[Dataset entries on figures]

--- begin ---

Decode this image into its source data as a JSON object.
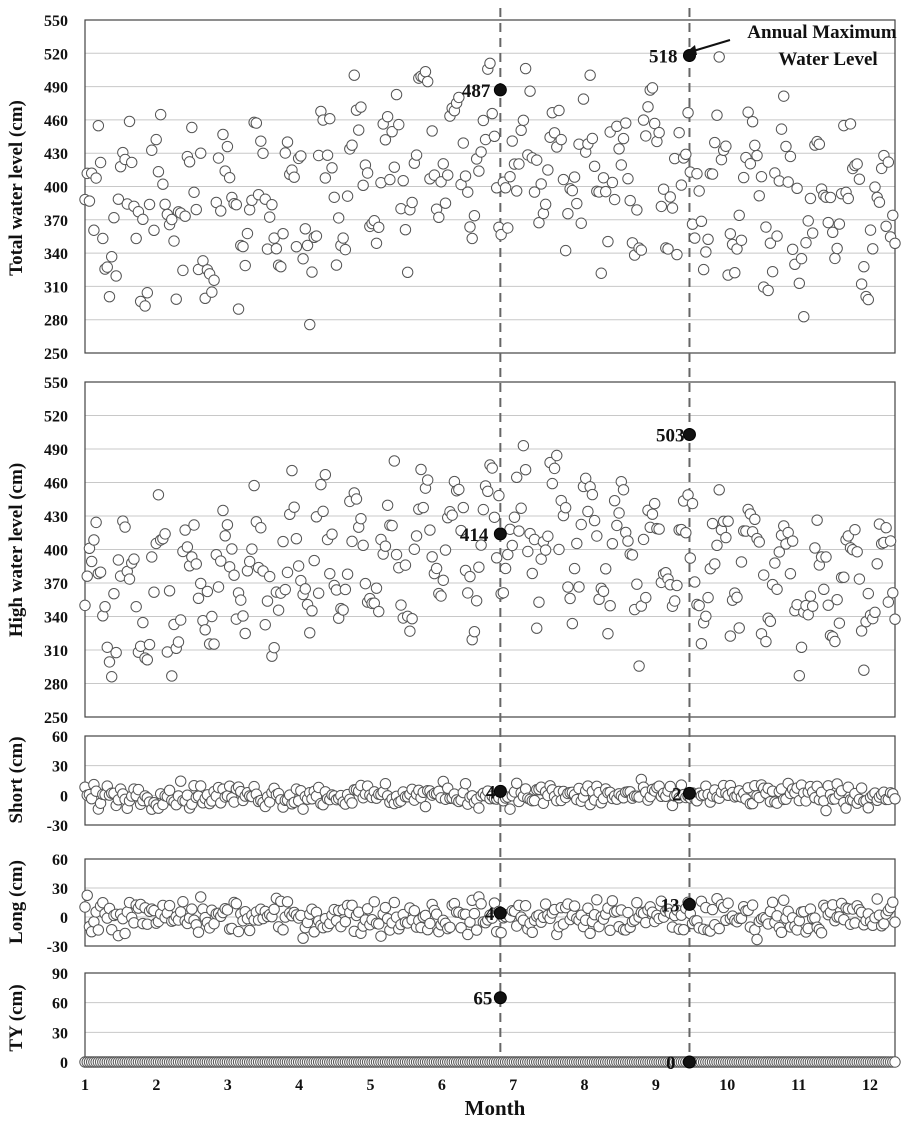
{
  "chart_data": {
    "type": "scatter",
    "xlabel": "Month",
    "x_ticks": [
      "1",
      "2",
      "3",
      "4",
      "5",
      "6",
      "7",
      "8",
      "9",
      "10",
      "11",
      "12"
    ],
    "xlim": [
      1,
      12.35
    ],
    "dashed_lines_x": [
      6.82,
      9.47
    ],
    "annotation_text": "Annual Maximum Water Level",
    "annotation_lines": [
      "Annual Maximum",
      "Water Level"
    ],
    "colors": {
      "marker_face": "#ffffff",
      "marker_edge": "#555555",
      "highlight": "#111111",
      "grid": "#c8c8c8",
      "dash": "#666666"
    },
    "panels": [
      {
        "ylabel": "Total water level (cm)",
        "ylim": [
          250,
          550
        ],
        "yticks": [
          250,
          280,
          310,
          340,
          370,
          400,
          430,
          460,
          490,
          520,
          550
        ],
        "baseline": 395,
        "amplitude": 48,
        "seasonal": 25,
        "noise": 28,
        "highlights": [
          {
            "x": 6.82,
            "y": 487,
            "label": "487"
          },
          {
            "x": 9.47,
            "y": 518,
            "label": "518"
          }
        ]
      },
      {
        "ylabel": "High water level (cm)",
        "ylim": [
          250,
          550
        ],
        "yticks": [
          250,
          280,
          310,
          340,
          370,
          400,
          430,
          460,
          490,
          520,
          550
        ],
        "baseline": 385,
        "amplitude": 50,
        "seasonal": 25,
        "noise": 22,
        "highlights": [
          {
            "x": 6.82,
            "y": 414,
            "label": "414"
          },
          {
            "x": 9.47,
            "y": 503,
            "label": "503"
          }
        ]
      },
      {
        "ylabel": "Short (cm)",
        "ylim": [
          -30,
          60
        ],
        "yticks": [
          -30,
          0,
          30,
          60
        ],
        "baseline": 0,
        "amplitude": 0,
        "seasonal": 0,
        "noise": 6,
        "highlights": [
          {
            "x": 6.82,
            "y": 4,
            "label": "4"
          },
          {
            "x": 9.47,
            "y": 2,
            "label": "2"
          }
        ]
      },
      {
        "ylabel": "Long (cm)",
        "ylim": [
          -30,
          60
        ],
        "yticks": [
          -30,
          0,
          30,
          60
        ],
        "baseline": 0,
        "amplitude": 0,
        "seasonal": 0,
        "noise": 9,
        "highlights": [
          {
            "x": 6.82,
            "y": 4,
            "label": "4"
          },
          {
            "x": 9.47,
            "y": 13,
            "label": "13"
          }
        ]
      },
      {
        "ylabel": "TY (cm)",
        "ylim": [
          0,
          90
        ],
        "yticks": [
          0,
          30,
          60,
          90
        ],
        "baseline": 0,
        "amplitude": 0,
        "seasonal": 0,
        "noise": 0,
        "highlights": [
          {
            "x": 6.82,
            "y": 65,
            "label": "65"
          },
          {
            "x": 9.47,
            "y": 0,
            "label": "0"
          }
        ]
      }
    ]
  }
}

--- end ---

Select and copy every line of the material that holds the string "Annual".

SOLUTION FOR THIS EXERCISE:
    "annotation_text": "Annual Maximum Water Level",
      "Annual Maximum",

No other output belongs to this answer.